* START Records for this task *
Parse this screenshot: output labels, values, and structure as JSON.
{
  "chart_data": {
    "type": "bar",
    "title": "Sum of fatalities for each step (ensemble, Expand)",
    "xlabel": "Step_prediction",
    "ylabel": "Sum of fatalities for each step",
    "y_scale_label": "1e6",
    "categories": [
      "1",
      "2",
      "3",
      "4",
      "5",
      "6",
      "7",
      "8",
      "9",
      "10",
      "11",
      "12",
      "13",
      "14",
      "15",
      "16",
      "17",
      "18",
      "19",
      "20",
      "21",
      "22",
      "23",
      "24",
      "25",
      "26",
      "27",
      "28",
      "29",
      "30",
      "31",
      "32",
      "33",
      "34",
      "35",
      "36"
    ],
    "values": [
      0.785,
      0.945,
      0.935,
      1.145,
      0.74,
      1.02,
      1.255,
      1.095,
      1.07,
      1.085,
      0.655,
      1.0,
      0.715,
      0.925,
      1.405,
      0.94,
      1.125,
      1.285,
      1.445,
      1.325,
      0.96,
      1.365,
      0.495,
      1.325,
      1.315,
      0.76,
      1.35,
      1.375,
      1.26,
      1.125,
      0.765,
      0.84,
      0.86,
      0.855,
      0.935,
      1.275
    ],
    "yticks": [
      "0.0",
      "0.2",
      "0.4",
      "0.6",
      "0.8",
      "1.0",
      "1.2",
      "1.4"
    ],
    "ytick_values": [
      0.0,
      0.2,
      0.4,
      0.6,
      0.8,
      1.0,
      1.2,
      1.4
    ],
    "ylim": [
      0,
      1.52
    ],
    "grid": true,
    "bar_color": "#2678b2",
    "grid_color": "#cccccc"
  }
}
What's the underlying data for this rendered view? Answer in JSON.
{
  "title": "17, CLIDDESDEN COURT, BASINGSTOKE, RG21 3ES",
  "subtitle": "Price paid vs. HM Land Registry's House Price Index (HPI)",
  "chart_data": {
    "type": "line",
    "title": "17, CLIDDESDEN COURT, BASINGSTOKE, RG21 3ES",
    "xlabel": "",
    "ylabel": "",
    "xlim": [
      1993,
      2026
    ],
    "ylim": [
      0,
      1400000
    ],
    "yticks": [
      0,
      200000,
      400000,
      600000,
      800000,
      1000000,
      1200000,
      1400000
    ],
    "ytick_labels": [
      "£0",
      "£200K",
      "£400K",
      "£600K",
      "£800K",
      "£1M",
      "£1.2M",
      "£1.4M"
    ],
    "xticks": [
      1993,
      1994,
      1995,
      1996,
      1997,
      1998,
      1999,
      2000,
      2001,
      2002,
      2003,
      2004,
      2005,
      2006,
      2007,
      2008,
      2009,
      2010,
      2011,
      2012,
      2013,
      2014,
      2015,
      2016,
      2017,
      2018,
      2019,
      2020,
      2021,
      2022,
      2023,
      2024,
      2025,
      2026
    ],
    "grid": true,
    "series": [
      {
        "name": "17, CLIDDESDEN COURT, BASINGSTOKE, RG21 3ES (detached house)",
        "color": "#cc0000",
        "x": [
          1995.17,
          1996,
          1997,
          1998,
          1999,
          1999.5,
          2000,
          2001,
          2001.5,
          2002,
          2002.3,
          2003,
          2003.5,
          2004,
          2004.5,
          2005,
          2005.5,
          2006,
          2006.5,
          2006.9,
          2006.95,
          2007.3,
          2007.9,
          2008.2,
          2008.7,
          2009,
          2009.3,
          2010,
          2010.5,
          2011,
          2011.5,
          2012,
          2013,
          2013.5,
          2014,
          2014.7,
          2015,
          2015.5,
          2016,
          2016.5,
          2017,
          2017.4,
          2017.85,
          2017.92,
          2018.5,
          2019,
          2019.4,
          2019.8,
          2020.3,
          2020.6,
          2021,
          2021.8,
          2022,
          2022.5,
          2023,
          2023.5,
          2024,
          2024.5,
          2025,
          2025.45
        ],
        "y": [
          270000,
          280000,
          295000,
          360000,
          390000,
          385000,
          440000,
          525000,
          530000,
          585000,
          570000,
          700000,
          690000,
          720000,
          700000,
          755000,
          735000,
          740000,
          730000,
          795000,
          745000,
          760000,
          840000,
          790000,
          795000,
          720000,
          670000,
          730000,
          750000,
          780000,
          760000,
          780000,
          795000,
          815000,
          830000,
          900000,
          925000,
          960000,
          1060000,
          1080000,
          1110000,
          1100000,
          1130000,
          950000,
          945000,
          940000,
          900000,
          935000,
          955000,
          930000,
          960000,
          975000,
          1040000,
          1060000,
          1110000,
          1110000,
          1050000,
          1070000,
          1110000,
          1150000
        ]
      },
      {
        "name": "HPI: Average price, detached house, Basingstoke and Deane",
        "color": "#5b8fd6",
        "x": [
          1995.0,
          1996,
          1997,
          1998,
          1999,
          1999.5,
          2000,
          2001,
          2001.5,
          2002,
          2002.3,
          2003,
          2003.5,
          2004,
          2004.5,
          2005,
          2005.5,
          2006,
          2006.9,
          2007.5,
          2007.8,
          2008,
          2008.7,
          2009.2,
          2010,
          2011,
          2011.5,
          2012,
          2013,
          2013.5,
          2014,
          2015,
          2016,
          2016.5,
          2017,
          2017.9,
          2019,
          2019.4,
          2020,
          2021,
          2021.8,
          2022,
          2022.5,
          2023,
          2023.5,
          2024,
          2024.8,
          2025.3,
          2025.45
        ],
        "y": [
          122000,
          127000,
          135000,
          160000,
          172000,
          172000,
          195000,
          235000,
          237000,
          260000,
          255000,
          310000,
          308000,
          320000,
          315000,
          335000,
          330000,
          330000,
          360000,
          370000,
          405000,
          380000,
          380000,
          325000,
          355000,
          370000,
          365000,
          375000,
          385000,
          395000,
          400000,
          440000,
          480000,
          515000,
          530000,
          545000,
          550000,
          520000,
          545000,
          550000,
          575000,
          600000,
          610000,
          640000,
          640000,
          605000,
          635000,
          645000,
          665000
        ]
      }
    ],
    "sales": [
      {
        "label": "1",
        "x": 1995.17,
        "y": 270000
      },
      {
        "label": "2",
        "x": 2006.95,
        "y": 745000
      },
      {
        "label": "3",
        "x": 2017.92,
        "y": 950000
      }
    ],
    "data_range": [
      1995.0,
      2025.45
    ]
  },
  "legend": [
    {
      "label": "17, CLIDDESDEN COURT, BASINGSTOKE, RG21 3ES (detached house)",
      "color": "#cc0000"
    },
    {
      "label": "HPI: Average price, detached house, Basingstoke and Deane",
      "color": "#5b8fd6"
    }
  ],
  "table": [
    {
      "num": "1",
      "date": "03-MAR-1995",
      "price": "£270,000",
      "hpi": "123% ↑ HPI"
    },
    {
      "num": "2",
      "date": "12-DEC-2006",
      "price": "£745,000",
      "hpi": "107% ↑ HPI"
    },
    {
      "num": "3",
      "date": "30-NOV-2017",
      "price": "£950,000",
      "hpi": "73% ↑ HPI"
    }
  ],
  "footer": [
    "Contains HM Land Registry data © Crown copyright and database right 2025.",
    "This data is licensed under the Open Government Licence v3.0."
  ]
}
* END Records for this task *
§ Problem requirements
Look for the word "detached" in every line of the listing and copy the lines that have it.

§ Expected answer
        "name": "17, CLIDDESDEN COURT, BASINGSTOKE, RG21 3ES (detached house)",
        "name": "HPI: Average price, detached house, Basingstoke and Deane",
      "label": "17, CLIDDESDEN COURT, BASINGSTOKE, RG21 3ES (detached house)",
      "label": "HPI: Average price, detached house, Basingstoke and Deane",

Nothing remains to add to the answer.